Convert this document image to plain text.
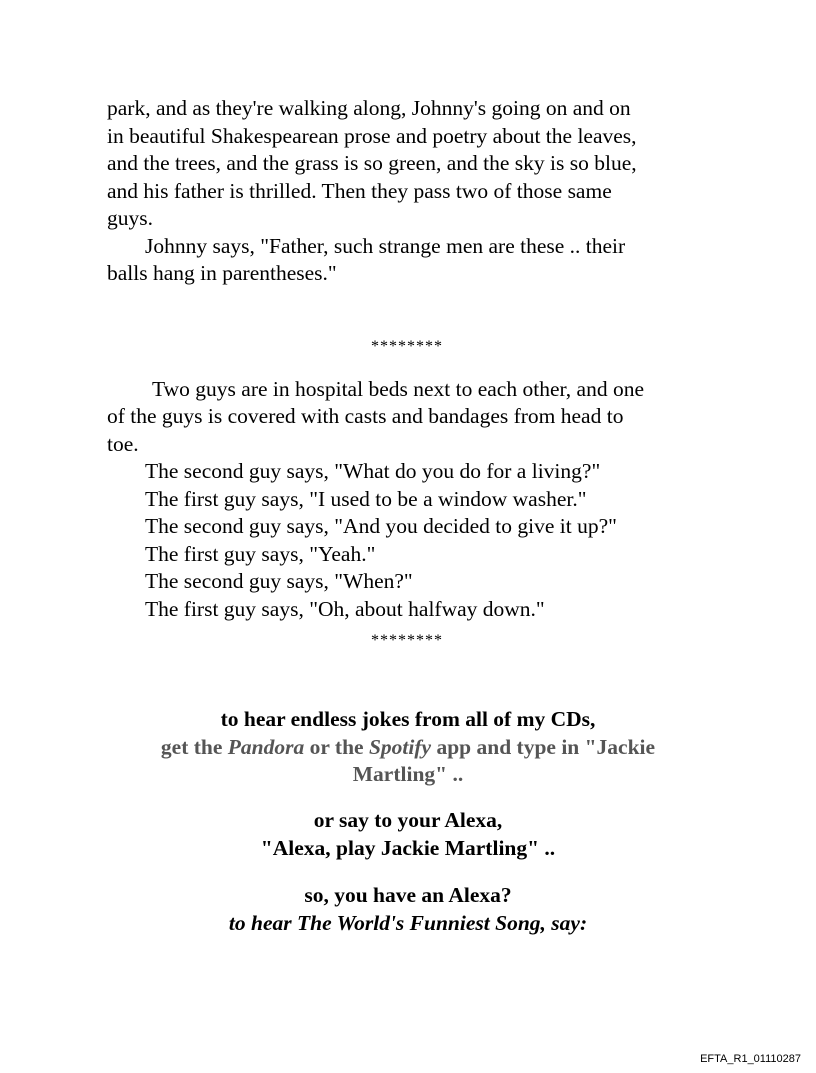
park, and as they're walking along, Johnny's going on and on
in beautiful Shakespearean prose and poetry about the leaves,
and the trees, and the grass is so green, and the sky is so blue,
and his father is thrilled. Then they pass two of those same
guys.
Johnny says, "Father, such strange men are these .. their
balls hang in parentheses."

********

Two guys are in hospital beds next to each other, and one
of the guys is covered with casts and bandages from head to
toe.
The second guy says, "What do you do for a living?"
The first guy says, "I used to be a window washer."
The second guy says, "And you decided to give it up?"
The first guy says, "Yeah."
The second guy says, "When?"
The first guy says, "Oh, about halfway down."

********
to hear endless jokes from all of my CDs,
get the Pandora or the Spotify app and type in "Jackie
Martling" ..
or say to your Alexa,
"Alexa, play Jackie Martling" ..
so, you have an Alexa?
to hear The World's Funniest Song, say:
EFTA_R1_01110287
..........
Pictures stay out; repeat all the rest of the records exactly.

Convert this document image to plain text.
park, and as they're walking along, Johnny's going on and on
in beautiful Shakespearean prose and poetry about the leaves,
and the trees, and the grass is so green, and the sky is so blue,
and his father is thrilled. Then they pass two of those same
guys.
Johnny says, "Father, such strange men are these .. their
balls hang in parentheses."

********

Two guys are in hospital beds next to each other, and one
of the guys is covered with casts and bandages from head to
toe.
The second guy says, "What do you do for a living?"
The first guy says, "I used to be a window washer."
The second guy says, "And you decided to give it up?"
The first guy says, "Yeah."
The second guy says, "When?"
The first guy says, "Oh, about halfway down."

********
to hear endless jokes from all of my CDs,
get the Pandora or the Spotify app and type in "Jackie
Martling" ..
or say to your Alexa,
"Alexa, play Jackie Martling" ..
so, you have an Alexa?
to hear The World's Funniest Song, say:
EFTA_R1_01110287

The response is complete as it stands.